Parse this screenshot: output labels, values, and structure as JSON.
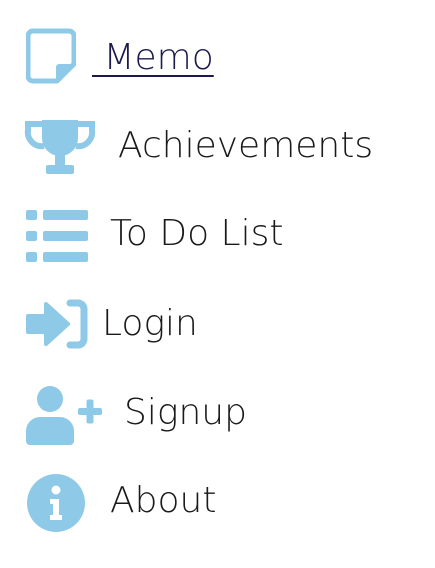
{
  "menu": {
    "accent_color": "#8ec9e8",
    "active_text_color": "#1b1a4e",
    "items": [
      {
        "label": " Memo",
        "icon": "sticky-note-icon",
        "active": true
      },
      {
        "label": "Achievements",
        "icon": "trophy-icon",
        "active": false
      },
      {
        "label": "To Do List",
        "icon": "list-icon",
        "active": false
      },
      {
        "label": "Login",
        "icon": "sign-in-icon",
        "active": false
      },
      {
        "label": "Signup",
        "icon": "user-plus-icon",
        "active": false
      },
      {
        "label": "About",
        "icon": "info-circle-icon",
        "active": false
      }
    ]
  }
}
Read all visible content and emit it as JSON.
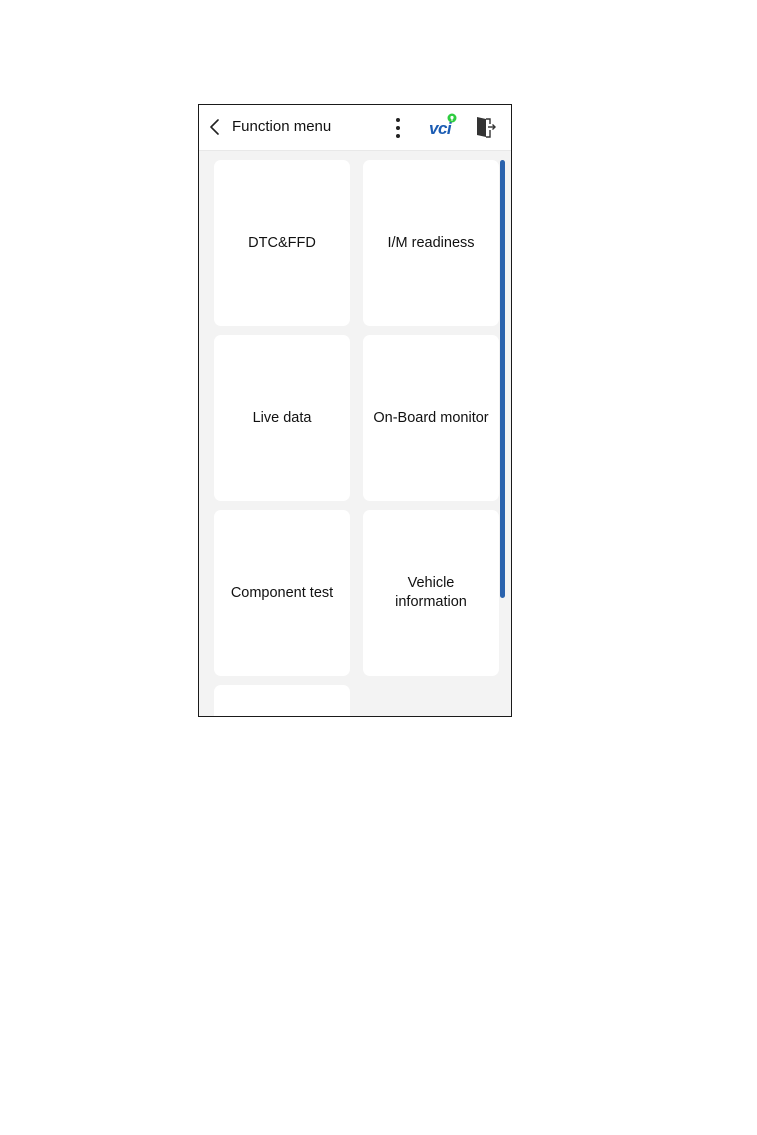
{
  "header": {
    "back_icon": "chevron-left-icon",
    "title": "Function menu",
    "more_icon": "more-vertical-icon",
    "vci_label": "vci",
    "vci_status_color": "#2ecc40",
    "exit_icon": "exit-door-icon"
  },
  "menu": {
    "items": [
      {
        "label": "DTC&FFD"
      },
      {
        "label": "I/M readiness"
      },
      {
        "label": "Live data"
      },
      {
        "label": "On-Board monitor"
      },
      {
        "label": "Component test"
      },
      {
        "label": "Vehicle\ninformation"
      },
      {
        "label": ""
      }
    ]
  },
  "colors": {
    "accent": "#1b5cb3",
    "scrollbar": "#2a62ad",
    "background": "#f3f3f3",
    "tile": "#ffffff"
  }
}
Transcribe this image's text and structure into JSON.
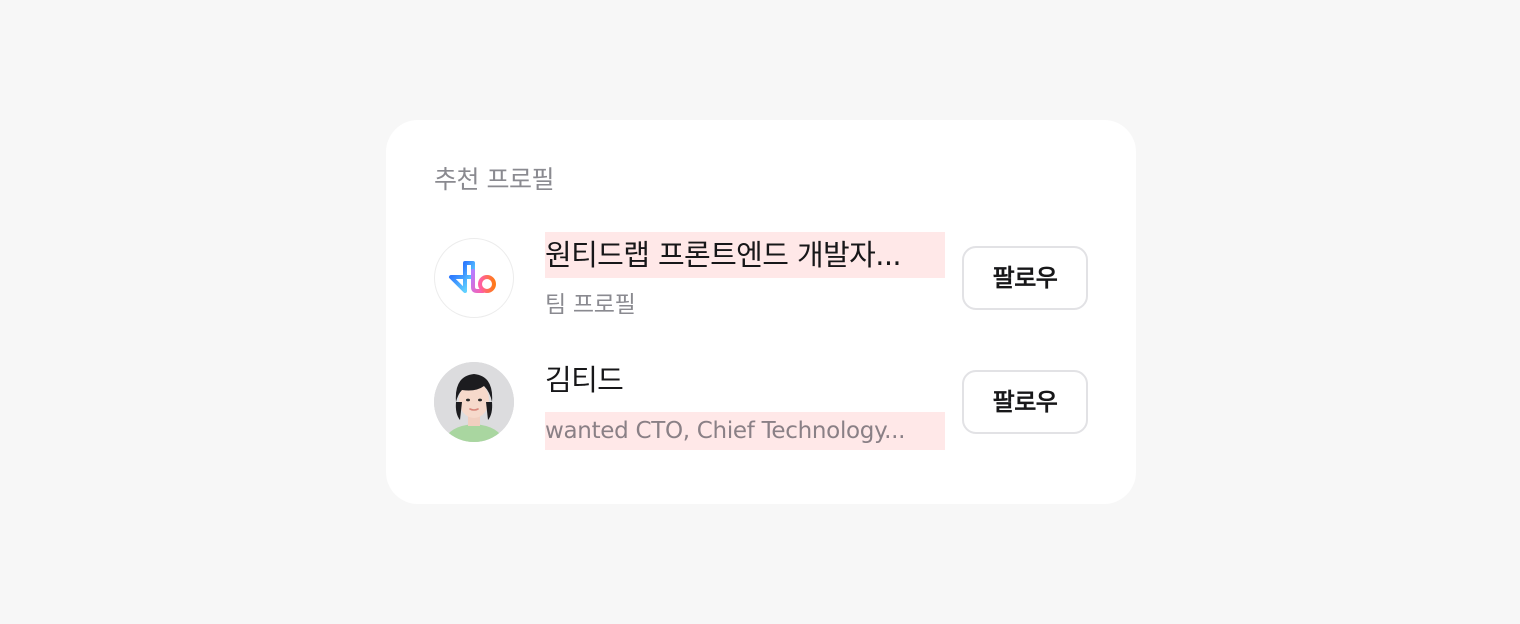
{
  "section": {
    "title": "추천 프로필"
  },
  "profiles": [
    {
      "name": "원티드랩 프론트엔드 개발자...",
      "description": "팀 프로필",
      "avatar": "wanted-logo-icon",
      "follow_label": "팔로우"
    },
    {
      "name": "김티드",
      "description": "wanted CTO, Chief Technology...",
      "avatar": "person-photo",
      "follow_label": "팔로우"
    }
  ],
  "colors": {
    "background": "#f7f7f7",
    "card": "#ffffff",
    "highlight": "#ffe8e8",
    "text_primary": "#171719",
    "text_secondary": "#8a8a90",
    "button_border": "#e2e2e5"
  }
}
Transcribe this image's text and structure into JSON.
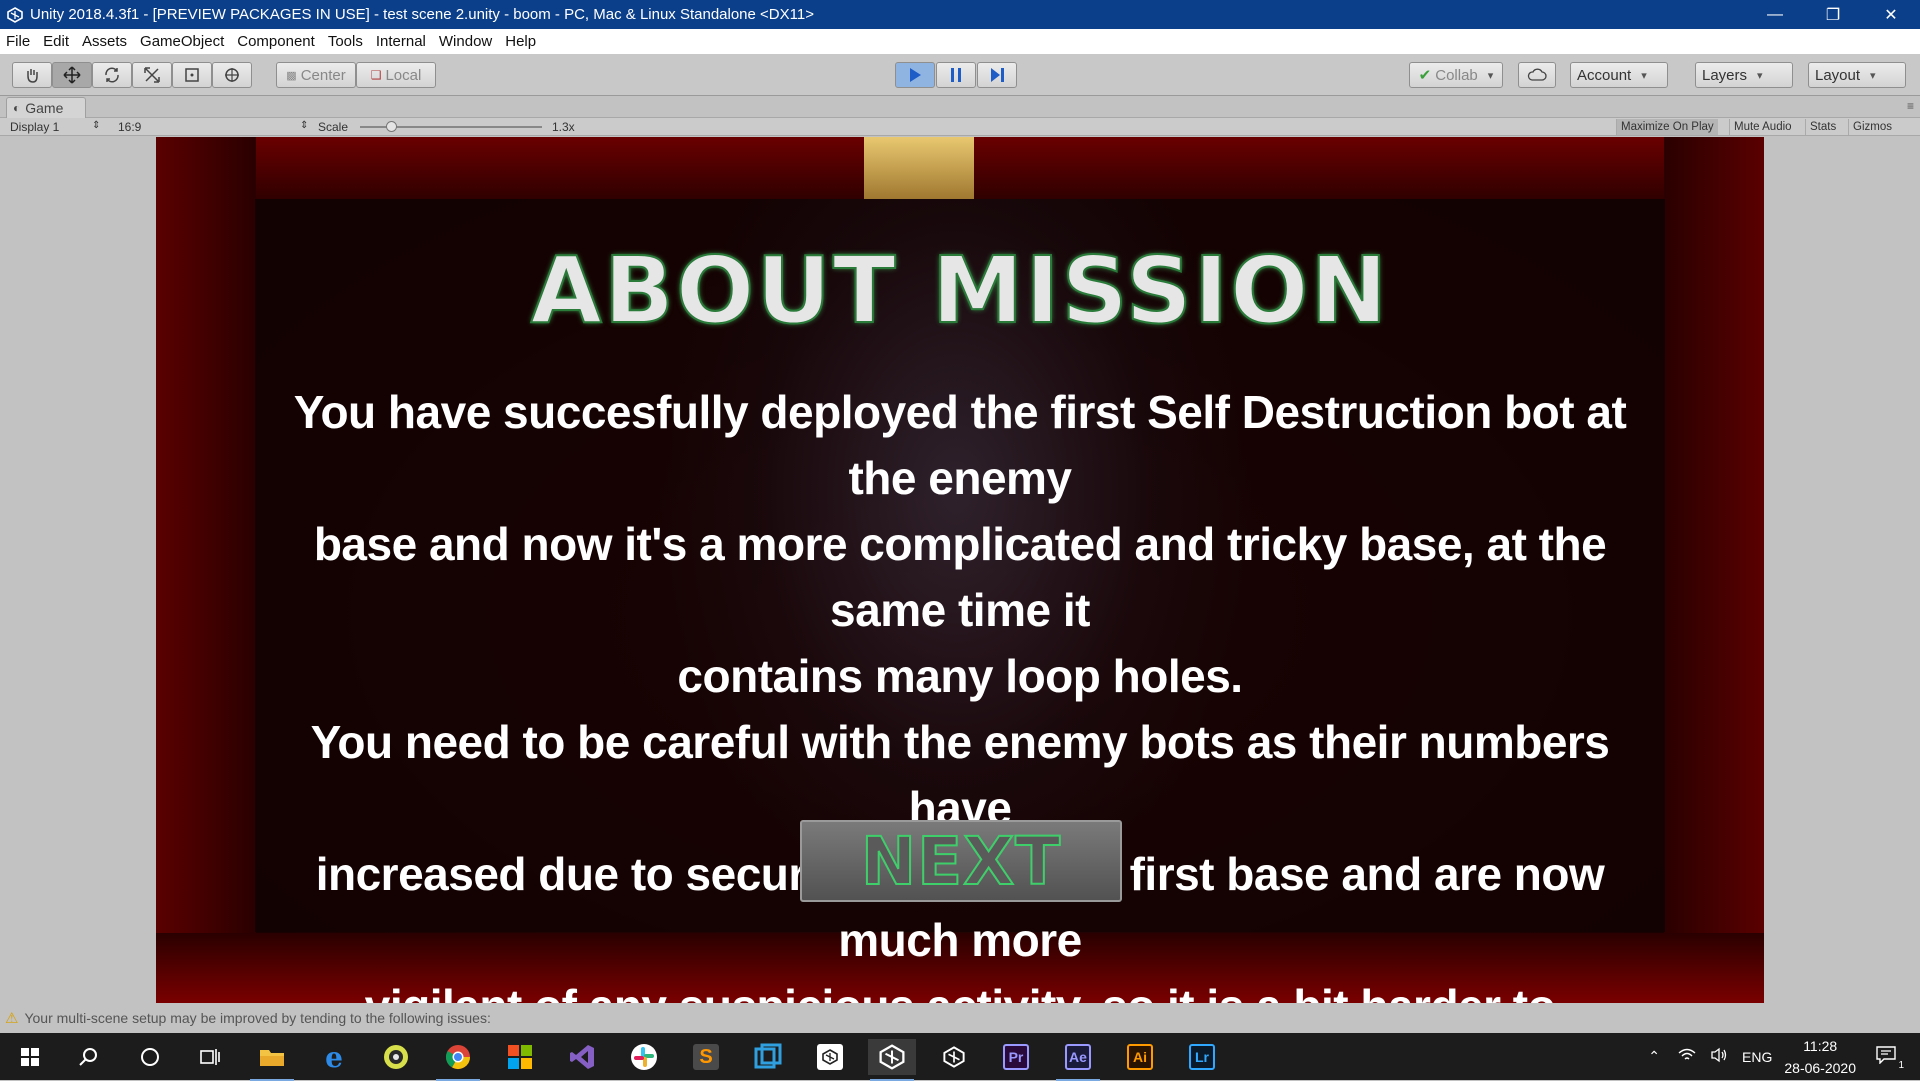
{
  "window": {
    "title": "Unity 2018.4.3f1 - [PREVIEW PACKAGES IN USE] - test scene 2.unity - boom - PC, Mac & Linux Standalone <DX11>",
    "controls": [
      "minimize-icon",
      "restore-icon",
      "close-icon"
    ]
  },
  "menu": [
    "File",
    "Edit",
    "Assets",
    "GameObject",
    "Component",
    "Tools",
    "Internal",
    "Window",
    "Help"
  ],
  "toolbar": {
    "tools": [
      "hand-tool-icon",
      "move-tool-icon",
      "rotate-tool-icon",
      "scale-tool-icon",
      "rect-tool-icon",
      "transform-tool-icon"
    ],
    "pivot_label": "Center",
    "space_label": "Local",
    "play_controls": [
      "play-icon",
      "pause-icon",
      "step-icon"
    ],
    "collab_label": "Collab",
    "account_label": "Account",
    "layers_label": "Layers",
    "layout_label": "Layout"
  },
  "game_view": {
    "tab_label": "Game",
    "display_label": "Display 1",
    "aspect_label": "16:9",
    "scale_label": "Scale",
    "scale_value": "1.3x",
    "scale_slider_fraction": 0.15,
    "maximize_label": "Maximize On Play",
    "mute_label": "Mute Audio",
    "stats_label": "Stats",
    "gizmos_label": "Gizmos"
  },
  "game": {
    "title": "ABOUT MISSION",
    "body_lines": [
      "You have succesfully deployed the first Self Destruction bot at the enemy",
      "base and now it's a more complicated and tricky base, at the same time it",
      "contains many loop holes.",
      "You need to be careful with the enemy bots as their numbers have",
      "increased due to security lapse in the first base and are now much more",
      "vigilant of any suspicious activity, so it is a bit harder to escape."
    ],
    "next_label": "NEXT"
  },
  "status": {
    "message": "Your multi-scene setup may be improved by tending to the following issues:"
  },
  "taskbar": {
    "apps": [
      "windows-start-icon",
      "search-icon",
      "cortana-icon",
      "task-view-icon",
      "file-explorer-icon",
      "edge-icon",
      "app-icon",
      "chrome-icon",
      "store-icon",
      "visual-studio-icon",
      "slack-icon",
      "sublime-icon",
      "app-icon",
      "unity-hub-icon",
      "unity-icon",
      "unity-icon",
      "premiere-icon",
      "after-effects-icon",
      "illustrator-icon",
      "lightroom-icon"
    ],
    "pr_label": "Pr",
    "ae_label": "Ae",
    "ai_label": "Ai",
    "lr_label": "Lr",
    "language": "ENG",
    "time": "11:28",
    "date": "28-06-2020",
    "notification_count": "1"
  }
}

━━━

* [Do this]:
Pull out all lines from the entries above in which the word "JSON" appears.

* [Reply]:
Parse this screenshot: output labels, values, and structure as JSON.
Read all visible content and emit it as JSON.
Transcribe this image's text and structure into JSON.
Transcribe this image's text and structure into JSON.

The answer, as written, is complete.